> PROBLEM: Lines containing the word "someone" are to be located and copied.

--- start ---

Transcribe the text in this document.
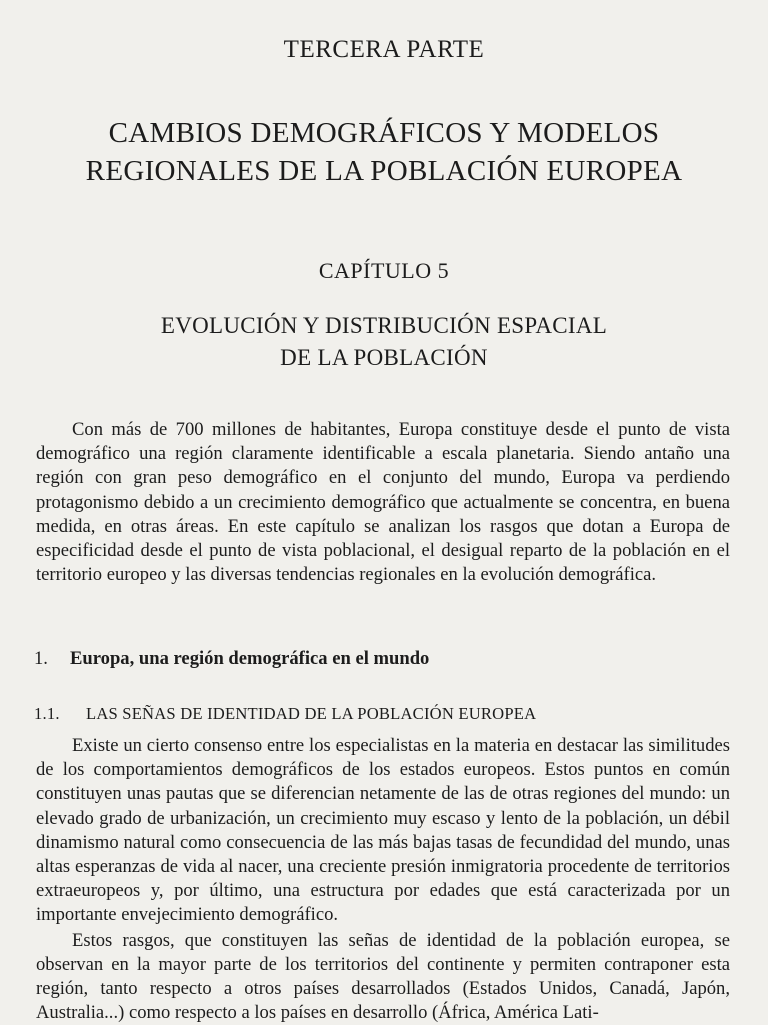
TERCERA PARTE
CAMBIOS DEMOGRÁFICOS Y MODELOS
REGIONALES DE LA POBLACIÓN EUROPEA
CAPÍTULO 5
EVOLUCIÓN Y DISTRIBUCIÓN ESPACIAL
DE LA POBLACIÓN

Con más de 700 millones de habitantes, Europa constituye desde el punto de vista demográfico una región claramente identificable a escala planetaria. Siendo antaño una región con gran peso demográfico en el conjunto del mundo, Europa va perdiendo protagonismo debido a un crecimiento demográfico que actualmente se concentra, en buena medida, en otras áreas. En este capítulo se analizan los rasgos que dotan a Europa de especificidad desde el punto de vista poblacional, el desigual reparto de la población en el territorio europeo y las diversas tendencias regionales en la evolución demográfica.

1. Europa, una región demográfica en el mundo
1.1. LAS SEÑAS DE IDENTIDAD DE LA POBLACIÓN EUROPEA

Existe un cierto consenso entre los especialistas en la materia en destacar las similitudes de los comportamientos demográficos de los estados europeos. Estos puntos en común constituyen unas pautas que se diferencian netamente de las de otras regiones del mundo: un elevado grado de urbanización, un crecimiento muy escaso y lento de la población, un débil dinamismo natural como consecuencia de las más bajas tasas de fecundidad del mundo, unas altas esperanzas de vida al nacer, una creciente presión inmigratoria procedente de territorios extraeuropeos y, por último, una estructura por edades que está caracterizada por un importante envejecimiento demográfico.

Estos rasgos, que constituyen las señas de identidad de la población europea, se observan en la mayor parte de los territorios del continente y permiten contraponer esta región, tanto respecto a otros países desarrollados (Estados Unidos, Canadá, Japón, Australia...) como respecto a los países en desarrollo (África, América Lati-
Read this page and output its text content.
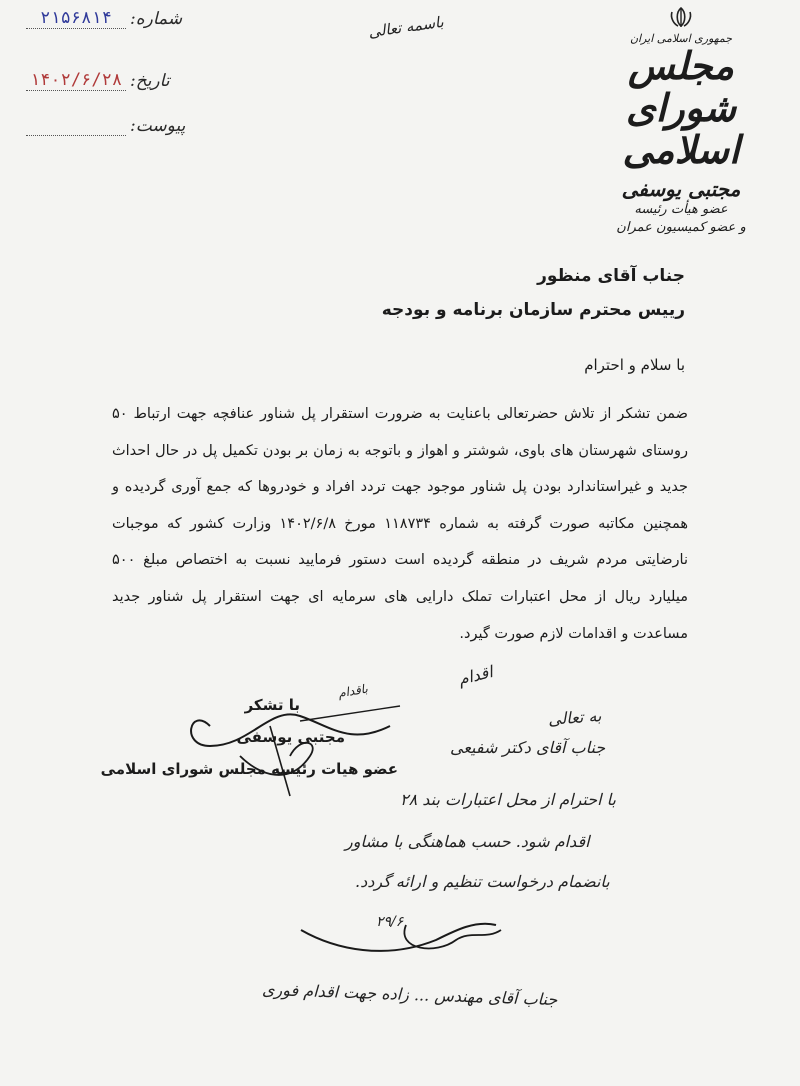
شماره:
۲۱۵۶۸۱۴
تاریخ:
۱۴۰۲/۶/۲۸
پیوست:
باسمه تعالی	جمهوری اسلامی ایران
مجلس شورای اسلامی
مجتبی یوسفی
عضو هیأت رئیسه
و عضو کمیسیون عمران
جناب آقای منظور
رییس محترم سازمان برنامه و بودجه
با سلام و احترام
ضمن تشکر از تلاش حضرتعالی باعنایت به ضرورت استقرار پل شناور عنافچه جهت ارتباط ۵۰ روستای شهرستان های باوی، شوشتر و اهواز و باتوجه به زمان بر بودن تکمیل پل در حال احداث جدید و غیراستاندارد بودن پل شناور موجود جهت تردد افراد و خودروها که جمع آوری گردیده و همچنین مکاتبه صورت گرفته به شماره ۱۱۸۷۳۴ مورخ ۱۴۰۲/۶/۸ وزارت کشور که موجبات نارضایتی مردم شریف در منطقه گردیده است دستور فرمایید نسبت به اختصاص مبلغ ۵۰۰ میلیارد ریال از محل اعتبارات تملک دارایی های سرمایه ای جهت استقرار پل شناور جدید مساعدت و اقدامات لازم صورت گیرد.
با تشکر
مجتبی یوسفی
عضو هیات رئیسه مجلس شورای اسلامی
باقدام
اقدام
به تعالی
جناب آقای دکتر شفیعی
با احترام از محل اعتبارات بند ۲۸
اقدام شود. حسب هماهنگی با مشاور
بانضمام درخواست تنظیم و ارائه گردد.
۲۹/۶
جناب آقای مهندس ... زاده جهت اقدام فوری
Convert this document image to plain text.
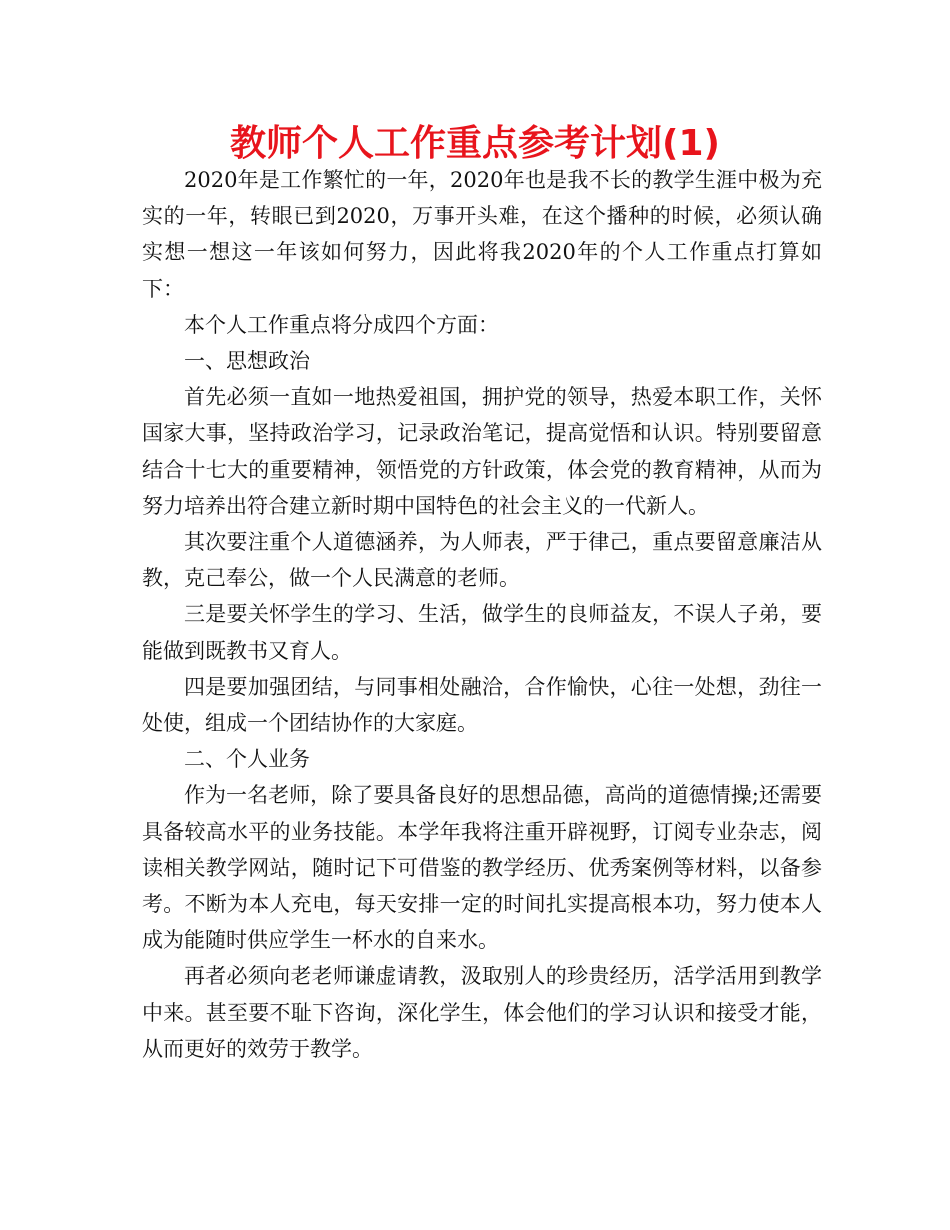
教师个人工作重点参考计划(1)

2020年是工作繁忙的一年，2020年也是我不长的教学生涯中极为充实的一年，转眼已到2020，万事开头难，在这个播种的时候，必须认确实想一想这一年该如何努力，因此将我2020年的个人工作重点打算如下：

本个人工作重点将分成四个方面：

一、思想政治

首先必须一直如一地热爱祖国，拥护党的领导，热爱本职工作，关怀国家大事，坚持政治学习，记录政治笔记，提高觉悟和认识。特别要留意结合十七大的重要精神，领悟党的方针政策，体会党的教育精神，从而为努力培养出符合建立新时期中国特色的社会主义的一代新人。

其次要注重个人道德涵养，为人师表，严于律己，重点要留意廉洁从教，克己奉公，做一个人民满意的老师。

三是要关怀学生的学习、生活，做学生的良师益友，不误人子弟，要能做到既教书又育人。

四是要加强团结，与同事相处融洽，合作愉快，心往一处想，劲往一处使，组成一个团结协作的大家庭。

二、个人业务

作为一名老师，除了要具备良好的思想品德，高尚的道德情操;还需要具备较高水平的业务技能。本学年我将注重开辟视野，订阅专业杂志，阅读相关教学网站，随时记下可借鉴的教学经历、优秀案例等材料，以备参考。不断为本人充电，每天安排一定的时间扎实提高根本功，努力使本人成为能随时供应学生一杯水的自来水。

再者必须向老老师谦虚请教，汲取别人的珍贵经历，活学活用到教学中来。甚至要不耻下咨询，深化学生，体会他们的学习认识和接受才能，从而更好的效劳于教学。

--- end ---
--- start ---

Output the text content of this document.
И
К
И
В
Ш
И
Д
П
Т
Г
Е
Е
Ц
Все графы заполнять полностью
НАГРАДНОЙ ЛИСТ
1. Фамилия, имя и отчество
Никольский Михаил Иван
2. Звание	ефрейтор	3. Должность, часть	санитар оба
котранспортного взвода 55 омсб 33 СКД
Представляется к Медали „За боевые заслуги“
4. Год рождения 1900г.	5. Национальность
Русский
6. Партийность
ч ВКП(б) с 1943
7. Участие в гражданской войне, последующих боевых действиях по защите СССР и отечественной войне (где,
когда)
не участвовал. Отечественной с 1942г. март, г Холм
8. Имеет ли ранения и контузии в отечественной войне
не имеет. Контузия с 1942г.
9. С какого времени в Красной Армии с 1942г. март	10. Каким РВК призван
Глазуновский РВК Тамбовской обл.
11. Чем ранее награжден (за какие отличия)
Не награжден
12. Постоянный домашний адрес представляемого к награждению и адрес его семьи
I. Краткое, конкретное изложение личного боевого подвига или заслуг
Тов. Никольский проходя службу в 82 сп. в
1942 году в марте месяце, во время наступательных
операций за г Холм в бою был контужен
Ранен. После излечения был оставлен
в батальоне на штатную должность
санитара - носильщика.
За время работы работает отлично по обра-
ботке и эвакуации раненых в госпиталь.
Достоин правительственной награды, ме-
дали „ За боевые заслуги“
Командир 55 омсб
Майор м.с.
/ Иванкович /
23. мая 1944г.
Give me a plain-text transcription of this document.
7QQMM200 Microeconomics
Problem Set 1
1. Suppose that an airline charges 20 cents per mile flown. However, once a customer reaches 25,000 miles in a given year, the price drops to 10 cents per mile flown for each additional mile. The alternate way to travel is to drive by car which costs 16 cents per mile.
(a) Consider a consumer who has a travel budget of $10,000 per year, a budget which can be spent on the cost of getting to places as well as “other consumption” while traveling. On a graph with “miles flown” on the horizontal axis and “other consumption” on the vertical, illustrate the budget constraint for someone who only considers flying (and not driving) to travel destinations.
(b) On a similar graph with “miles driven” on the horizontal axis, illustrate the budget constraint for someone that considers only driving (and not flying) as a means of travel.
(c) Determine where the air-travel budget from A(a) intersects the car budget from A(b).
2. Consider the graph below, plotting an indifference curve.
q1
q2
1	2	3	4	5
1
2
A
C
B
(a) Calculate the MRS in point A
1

--- end ---
--- start ---

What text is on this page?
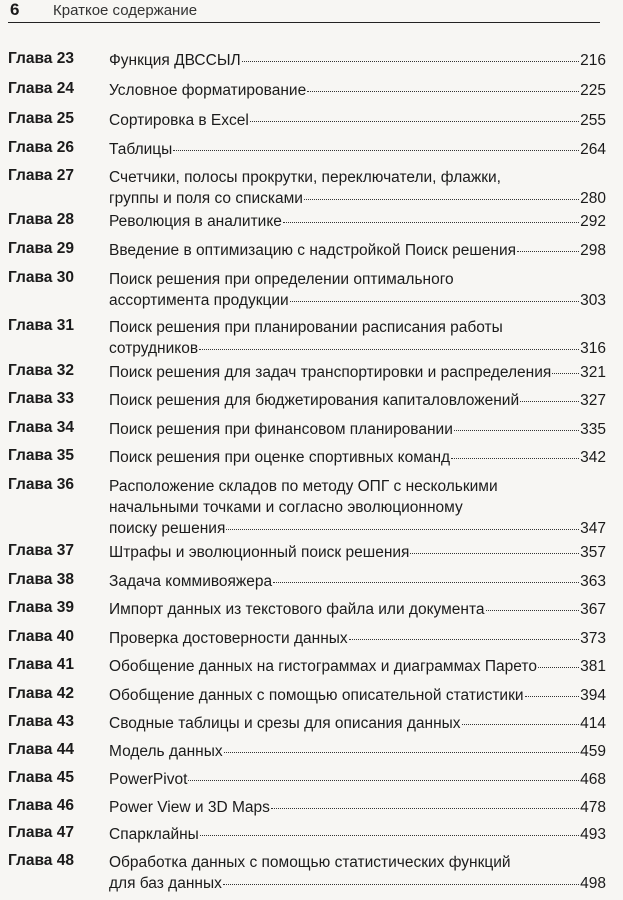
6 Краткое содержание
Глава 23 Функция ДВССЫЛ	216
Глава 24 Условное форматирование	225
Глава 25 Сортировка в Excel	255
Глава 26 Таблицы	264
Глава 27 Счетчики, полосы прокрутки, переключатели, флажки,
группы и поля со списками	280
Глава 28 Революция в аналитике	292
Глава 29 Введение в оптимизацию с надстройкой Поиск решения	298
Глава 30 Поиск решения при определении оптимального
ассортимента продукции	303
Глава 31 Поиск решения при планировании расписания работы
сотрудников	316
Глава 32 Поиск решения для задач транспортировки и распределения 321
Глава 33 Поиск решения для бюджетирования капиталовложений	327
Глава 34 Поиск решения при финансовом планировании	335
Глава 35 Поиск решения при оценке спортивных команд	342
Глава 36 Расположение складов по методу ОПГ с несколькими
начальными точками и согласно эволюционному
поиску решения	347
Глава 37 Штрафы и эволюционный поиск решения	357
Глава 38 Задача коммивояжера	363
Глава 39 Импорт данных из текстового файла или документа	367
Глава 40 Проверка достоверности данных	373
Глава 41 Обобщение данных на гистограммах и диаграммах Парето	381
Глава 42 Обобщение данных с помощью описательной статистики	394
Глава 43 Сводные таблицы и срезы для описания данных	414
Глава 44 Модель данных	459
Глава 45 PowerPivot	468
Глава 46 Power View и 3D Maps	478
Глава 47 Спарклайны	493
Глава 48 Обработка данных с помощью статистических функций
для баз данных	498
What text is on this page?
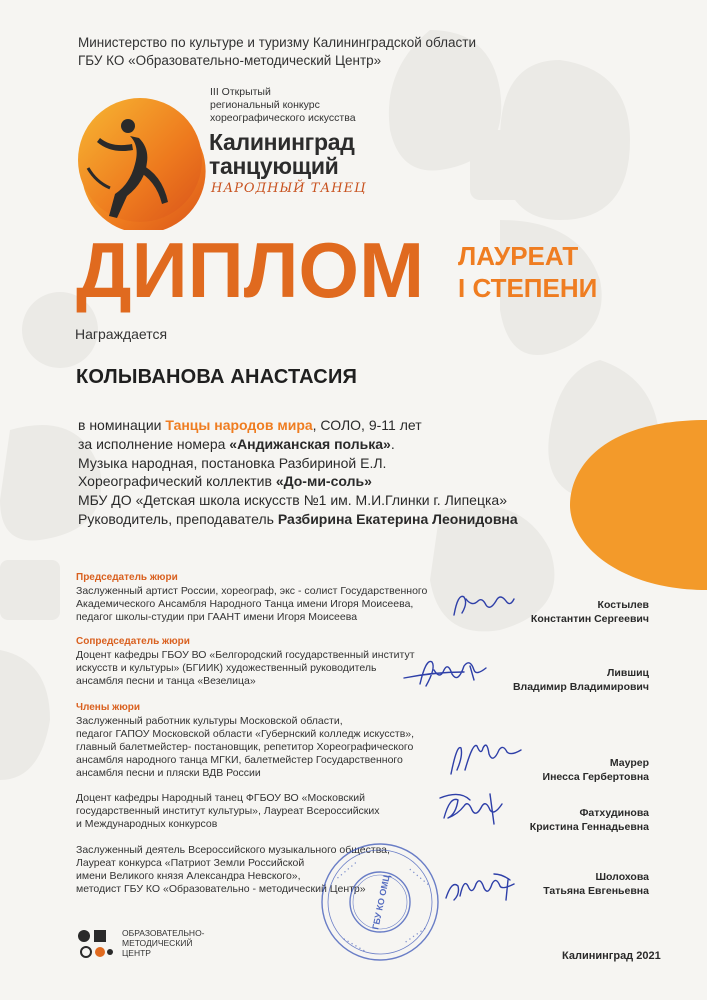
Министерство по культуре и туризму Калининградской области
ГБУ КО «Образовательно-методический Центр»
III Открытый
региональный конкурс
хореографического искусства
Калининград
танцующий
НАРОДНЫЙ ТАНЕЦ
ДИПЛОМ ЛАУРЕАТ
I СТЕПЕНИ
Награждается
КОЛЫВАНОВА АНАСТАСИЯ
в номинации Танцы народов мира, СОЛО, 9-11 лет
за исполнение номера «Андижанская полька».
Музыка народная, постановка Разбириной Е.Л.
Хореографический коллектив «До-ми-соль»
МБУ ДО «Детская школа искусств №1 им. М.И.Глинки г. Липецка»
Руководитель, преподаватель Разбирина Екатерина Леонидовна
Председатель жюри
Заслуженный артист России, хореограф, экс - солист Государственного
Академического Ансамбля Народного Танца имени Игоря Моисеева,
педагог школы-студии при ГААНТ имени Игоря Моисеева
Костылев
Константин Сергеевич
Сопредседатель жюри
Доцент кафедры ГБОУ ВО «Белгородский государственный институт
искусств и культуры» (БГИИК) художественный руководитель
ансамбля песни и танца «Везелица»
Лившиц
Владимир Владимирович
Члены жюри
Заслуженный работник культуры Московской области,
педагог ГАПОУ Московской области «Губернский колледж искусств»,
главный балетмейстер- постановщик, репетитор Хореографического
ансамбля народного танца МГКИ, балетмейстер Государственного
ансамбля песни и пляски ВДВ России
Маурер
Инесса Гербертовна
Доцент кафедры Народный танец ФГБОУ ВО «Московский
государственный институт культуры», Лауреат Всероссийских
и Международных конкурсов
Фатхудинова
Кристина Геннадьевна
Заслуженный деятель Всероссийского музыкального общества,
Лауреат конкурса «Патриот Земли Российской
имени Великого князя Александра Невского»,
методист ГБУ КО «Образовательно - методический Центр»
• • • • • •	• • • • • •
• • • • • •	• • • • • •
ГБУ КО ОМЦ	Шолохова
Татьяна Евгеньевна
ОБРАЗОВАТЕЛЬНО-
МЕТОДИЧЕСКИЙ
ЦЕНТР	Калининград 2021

--- end ---

> THE OUTPUT:
(a) Consider a consumer who has a travel budget of $10,000 per year, a budget which can be spent on the cost of getting to places as well as “other consumption” while traveling. On a graph with “miles flown” on the horizontal axis and “other consumption” on the vertical, illustrate the budget constraint for someone who only considers flying (and not driving) to travel destinations.
(b) On a similar graph with “miles driven” on the horizontal axis, illustrate the budget constraint for someone that considers only driving (and not flying) as a means of travel.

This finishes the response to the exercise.